(Excerpts from a figure dataset)
* Start *
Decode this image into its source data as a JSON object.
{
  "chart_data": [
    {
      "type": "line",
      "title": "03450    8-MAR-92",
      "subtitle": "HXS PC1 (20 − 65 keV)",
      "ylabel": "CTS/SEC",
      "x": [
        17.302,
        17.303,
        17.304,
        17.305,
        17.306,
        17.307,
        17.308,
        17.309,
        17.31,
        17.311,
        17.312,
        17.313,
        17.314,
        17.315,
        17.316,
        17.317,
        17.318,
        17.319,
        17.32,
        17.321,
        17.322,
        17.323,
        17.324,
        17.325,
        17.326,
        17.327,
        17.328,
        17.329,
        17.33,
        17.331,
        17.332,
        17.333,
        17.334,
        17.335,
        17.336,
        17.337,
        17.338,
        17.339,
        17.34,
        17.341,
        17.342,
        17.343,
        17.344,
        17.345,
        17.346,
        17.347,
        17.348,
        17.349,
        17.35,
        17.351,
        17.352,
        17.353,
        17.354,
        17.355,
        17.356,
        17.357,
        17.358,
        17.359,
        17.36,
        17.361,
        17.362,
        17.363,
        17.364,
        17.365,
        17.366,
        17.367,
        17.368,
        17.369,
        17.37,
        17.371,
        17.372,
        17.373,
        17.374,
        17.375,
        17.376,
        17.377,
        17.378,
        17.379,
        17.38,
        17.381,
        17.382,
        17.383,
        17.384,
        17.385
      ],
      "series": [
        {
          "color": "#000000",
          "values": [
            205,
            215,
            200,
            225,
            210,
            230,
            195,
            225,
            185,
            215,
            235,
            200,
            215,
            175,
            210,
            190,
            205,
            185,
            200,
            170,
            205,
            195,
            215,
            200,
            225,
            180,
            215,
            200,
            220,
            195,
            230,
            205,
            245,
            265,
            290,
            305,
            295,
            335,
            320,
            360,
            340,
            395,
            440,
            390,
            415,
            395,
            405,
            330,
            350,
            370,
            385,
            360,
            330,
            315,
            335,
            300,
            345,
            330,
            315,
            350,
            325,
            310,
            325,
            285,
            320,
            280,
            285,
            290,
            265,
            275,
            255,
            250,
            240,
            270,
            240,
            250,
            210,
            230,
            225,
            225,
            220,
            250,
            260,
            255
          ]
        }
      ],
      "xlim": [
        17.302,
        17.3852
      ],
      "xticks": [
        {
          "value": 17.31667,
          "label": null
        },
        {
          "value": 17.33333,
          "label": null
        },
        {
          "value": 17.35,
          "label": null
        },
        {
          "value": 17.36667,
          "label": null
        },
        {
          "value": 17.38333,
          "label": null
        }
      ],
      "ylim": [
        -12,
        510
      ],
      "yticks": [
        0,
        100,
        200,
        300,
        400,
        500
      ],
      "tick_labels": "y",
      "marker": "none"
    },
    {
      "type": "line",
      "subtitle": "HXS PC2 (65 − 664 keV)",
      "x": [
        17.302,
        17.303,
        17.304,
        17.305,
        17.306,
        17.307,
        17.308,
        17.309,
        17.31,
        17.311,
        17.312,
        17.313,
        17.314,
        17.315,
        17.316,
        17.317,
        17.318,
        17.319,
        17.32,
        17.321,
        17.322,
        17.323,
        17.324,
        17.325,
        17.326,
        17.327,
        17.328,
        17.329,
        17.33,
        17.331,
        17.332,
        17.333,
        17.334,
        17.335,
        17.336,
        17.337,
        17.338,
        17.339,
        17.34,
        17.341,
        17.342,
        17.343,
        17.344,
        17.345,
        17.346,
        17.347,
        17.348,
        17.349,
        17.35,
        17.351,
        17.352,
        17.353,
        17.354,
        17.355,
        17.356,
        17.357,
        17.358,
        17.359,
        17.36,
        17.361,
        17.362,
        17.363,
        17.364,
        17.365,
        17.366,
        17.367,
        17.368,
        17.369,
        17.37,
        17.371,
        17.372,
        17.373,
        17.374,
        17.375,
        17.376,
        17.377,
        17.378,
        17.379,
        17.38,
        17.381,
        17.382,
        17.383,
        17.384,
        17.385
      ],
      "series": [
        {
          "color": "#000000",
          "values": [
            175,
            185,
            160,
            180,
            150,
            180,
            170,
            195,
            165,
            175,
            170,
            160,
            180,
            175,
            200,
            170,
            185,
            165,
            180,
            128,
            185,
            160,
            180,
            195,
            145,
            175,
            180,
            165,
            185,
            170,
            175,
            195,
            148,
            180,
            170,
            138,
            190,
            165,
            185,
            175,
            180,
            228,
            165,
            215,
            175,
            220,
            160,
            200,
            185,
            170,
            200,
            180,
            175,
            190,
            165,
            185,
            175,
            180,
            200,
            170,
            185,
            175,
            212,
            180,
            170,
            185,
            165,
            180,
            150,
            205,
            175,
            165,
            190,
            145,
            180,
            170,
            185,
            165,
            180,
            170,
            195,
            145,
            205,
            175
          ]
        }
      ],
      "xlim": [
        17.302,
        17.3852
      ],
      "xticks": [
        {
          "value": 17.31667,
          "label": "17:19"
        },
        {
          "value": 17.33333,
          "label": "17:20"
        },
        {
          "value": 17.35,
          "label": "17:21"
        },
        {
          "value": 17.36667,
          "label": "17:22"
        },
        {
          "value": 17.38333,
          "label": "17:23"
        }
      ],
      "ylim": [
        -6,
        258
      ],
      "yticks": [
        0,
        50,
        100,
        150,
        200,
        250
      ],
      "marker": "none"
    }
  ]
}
* End *
Problem to work on —
Extract all of the material exactly as it is written.

Problem solution —
Decode this image into its source data as a JSON object.
{
  "chart_data": [
    {
      "type": "line",
      "title": "03450    8-MAR-92",
      "subtitle": "HXS PC1 (20 − 65 keV)",
      "ylabel": "CTS/SEC",
      "x": [
        17.302,
        17.303,
        17.304,
        17.305,
        17.306,
        17.307,
        17.308,
        17.309,
        17.31,
        17.311,
        17.312,
        17.313,
        17.314,
        17.315,
        17.316,
        17.317,
        17.318,
        17.319,
        17.32,
        17.321,
        17.322,
        17.323,
        17.324,
        17.325,
        17.326,
        17.327,
        17.328,
        17.329,
        17.33,
        17.331,
        17.332,
        17.333,
        17.334,
        17.335,
        17.336,
        17.337,
        17.338,
        17.339,
        17.34,
        17.341,
        17.342,
        17.343,
        17.344,
        17.345,
        17.346,
        17.347,
        17.348,
        17.349,
        17.35,
        17.351,
        17.352,
        17.353,
        17.354,
        17.355,
        17.356,
        17.357,
        17.358,
        17.359,
        17.36,
        17.361,
        17.362,
        17.363,
        17.364,
        17.365,
        17.366,
        17.367,
        17.368,
        17.369,
        17.37,
        17.371,
        17.372,
        17.373,
        17.374,
        17.375,
        17.376,
        17.377,
        17.378,
        17.379,
        17.38,
        17.381,
        17.382,
        17.383,
        17.384,
        17.385
      ],
      "series": [
        {
          "color": "#000000",
          "values": [
            205,
            215,
            200,
            225,
            210,
            230,
            195,
            225,
            185,
            215,
            235,
            200,
            215,
            175,
            210,
            190,
            205,
            185,
            200,
            170,
            205,
            195,
            215,
            200,
            225,
            180,
            215,
            200,
            220,
            195,
            230,
            205,
            245,
            265,
            290,
            305,
            295,
            335,
            320,
            360,
            340,
            395,
            440,
            390,
            415,
            395,
            405,
            330,
            350,
            370,
            385,
            360,
            330,
            315,
            335,
            300,
            345,
            330,
            315,
            350,
            325,
            310,
            325,
            285,
            320,
            280,
            285,
            290,
            265,
            275,
            255,
            250,
            240,
            270,
            240,
            250,
            210,
            230,
            225,
            225,
            220,
            250,
            260,
            255
          ]
        }
      ],
      "xlim": [
        17.302,
        17.3852
      ],
      "xticks": [
        {
          "value": 17.31667,
          "label": null
        },
        {
          "value": 17.33333,
          "label": null
        },
        {
          "value": 17.35,
          "label": null
        },
        {
          "value": 17.36667,
          "label": null
        },
        {
          "value": 17.38333,
          "label": null
        }
      ],
      "ylim": [
        -12,
        510
      ],
      "yticks": [
        0,
        100,
        200,
        300,
        400,
        500
      ],
      "tick_labels": "y",
      "marker": "none"
    },
    {
      "type": "line",
      "subtitle": "HXS PC2 (65 − 664 keV)",
      "x": [
        17.302,
        17.303,
        17.304,
        17.305,
        17.306,
        17.307,
        17.308,
        17.309,
        17.31,
        17.311,
        17.312,
        17.313,
        17.314,
        17.315,
        17.316,
        17.317,
        17.318,
        17.319,
        17.32,
        17.321,
        17.322,
        17.323,
        17.324,
        17.325,
        17.326,
        17.327,
        17.328,
        17.329,
        17.33,
        17.331,
        17.332,
        17.333,
        17.334,
        17.335,
        17.336,
        17.337,
        17.338,
        17.339,
        17.34,
        17.341,
        17.342,
        17.343,
        17.344,
        17.345,
        17.346,
        17.347,
        17.348,
        17.349,
        17.35,
        17.351,
        17.352,
        17.353,
        17.354,
        17.355,
        17.356,
        17.357,
        17.358,
        17.359,
        17.36,
        17.361,
        17.362,
        17.363,
        17.364,
        17.365,
        17.366,
        17.367,
        17.368,
        17.369,
        17.37,
        17.371,
        17.372,
        17.373,
        17.374,
        17.375,
        17.376,
        17.377,
        17.378,
        17.379,
        17.38,
        17.381,
        17.382,
        17.383,
        17.384,
        17.385
      ],
      "series": [
        {
          "color": "#000000",
          "values": [
            175,
            185,
            160,
            180,
            150,
            180,
            170,
            195,
            165,
            175,
            170,
            160,
            180,
            175,
            200,
            170,
            185,
            165,
            180,
            128,
            185,
            160,
            180,
            195,
            145,
            175,
            180,
            165,
            185,
            170,
            175,
            195,
            148,
            180,
            170,
            138,
            190,
            165,
            185,
            175,
            180,
            228,
            165,
            215,
            175,
            220,
            160,
            200,
            185,
            170,
            200,
            180,
            175,
            190,
            165,
            185,
            175,
            180,
            200,
            170,
            185,
            175,
            212,
            180,
            170,
            185,
            165,
            180,
            150,
            205,
            175,
            165,
            190,
            145,
            180,
            170,
            185,
            165,
            180,
            170,
            195,
            145,
            205,
            175
          ]
        }
      ],
      "xlim": [
        17.302,
        17.3852
      ],
      "xticks": [
        {
          "value": 17.31667,
          "label": "17:19"
        },
        {
          "value": 17.33333,
          "label": "17:20"
        },
        {
          "value": 17.35,
          "label": "17:21"
        },
        {
          "value": 17.36667,
          "label": "17:22"
        },
        {
          "value": 17.38333,
          "label": "17:23"
        }
      ],
      "ylim": [
        -6,
        258
      ],
      "yticks": [
        0,
        50,
        100,
        150,
        200,
        250
      ],
      "marker": "none"
    }
  ]
}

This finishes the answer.